**Exercise material**

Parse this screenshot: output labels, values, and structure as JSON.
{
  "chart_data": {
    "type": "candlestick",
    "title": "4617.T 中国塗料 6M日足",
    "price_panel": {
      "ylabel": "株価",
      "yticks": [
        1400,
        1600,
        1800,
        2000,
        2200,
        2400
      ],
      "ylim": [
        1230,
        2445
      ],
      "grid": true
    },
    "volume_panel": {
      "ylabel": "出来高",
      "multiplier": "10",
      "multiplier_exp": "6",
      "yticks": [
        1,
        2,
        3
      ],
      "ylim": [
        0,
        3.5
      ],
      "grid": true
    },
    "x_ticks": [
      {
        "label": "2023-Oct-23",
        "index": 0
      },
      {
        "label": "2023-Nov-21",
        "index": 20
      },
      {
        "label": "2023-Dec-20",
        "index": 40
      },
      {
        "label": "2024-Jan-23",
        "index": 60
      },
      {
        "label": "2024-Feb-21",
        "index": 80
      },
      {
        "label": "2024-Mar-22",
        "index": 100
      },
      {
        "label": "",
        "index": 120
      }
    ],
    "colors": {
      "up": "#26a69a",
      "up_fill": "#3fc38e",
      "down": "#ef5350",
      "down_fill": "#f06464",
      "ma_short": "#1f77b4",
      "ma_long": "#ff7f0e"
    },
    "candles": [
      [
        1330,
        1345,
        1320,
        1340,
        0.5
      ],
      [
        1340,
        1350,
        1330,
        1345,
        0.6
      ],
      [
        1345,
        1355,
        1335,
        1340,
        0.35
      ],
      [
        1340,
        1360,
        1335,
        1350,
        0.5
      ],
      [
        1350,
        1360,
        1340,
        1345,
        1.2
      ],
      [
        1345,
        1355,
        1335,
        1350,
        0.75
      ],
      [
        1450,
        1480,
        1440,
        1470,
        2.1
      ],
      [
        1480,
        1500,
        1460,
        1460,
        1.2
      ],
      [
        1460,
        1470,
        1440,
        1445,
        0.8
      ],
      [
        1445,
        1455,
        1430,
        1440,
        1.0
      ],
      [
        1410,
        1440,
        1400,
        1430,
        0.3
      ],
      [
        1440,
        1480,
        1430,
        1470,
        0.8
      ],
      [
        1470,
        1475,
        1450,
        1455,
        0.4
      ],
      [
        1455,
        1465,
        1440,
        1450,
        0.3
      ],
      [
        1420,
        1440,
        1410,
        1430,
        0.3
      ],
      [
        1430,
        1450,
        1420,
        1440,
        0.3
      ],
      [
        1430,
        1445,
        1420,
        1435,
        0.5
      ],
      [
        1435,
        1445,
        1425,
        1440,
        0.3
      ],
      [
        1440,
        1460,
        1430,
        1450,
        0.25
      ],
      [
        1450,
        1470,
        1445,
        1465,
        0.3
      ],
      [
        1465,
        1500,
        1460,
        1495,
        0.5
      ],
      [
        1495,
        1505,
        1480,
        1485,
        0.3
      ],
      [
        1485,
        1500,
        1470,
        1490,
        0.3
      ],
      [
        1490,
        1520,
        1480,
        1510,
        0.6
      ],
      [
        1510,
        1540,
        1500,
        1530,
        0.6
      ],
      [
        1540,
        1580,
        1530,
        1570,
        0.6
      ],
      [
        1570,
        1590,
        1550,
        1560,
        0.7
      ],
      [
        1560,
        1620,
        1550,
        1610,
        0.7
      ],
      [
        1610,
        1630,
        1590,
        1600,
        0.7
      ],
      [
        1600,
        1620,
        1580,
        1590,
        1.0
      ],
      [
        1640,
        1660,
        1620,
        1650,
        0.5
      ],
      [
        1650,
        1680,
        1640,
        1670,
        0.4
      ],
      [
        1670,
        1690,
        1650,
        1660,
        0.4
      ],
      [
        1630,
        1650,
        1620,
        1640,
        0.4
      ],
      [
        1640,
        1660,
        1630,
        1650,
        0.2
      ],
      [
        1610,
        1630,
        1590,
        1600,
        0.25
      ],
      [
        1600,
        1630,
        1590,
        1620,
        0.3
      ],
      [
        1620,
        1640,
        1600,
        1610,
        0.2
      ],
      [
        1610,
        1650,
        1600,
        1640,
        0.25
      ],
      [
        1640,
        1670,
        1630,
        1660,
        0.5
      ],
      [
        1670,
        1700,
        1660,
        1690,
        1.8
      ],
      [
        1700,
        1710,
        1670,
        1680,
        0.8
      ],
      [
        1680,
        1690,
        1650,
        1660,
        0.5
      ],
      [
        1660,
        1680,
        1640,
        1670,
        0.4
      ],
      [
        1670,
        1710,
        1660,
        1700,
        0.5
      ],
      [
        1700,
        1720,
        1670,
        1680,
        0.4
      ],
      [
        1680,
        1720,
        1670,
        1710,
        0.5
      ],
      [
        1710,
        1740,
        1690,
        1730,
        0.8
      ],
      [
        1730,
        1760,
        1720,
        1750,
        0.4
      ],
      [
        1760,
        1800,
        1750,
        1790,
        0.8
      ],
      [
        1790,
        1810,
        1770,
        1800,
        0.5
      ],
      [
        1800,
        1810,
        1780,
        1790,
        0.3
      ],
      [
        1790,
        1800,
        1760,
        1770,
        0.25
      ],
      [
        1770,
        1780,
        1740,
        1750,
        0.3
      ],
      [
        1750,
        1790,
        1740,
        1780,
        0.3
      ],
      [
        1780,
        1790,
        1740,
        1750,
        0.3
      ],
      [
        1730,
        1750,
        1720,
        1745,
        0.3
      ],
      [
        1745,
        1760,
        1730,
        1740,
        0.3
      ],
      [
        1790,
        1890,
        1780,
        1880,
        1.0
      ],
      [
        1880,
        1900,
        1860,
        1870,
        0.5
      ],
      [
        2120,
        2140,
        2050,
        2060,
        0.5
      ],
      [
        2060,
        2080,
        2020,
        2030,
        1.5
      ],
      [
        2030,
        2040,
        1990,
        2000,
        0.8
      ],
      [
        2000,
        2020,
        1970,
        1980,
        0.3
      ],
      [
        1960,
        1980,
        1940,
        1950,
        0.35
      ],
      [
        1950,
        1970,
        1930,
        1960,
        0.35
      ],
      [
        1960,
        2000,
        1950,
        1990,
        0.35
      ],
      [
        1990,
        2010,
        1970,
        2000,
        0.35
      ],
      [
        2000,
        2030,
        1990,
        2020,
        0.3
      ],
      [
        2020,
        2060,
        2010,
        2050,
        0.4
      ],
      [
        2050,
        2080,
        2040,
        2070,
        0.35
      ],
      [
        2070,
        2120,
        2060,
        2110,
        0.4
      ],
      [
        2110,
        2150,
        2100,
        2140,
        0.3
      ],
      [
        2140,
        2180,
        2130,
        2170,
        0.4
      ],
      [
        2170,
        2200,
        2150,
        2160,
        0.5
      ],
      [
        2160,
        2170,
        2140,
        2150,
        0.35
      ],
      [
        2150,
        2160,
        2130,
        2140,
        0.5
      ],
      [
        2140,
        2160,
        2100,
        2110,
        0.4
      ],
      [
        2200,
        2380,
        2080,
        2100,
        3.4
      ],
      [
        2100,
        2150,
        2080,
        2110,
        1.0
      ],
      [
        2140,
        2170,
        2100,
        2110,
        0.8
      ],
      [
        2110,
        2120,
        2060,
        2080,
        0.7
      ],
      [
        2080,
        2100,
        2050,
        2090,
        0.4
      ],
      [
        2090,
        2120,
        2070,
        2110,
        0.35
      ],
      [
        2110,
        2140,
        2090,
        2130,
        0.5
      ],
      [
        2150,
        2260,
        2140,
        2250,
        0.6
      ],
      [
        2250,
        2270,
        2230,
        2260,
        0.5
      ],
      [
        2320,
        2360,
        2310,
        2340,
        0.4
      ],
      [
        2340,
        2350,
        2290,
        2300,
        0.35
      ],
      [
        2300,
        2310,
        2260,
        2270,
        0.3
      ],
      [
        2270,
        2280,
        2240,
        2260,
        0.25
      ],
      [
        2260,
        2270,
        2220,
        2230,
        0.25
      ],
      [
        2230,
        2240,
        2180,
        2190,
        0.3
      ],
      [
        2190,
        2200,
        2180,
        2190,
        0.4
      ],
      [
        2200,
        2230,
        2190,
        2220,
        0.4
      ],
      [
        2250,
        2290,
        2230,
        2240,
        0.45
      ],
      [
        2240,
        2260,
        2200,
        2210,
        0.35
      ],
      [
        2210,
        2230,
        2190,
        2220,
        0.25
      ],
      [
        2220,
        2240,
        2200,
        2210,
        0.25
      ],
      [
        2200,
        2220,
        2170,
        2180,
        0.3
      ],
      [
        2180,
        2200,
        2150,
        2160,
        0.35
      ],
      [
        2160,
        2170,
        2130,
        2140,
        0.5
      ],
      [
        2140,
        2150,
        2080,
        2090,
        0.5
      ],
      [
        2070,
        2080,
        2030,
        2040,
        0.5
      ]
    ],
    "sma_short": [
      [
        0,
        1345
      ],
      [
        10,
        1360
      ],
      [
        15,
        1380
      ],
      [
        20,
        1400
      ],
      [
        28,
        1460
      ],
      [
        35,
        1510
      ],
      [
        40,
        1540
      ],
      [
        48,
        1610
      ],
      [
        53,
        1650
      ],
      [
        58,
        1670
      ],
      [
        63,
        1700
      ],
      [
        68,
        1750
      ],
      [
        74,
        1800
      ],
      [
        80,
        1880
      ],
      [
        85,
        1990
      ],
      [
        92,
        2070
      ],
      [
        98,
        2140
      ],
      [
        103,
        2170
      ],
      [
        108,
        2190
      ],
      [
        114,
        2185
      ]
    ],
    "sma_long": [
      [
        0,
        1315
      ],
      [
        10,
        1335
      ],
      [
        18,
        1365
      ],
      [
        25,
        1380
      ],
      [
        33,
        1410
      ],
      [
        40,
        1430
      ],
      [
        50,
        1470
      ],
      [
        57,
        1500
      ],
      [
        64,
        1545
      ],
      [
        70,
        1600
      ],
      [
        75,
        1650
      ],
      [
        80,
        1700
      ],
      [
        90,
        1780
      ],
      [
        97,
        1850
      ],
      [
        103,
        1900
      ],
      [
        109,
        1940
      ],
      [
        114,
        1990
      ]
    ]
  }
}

**Aim**
Search the data for "index" and list every line in which it occurs.

**The response**
        "index": 0
        "index": 20
        "index": 40
        "index": 60
        "index": 80
        "index": 100
        "index": 120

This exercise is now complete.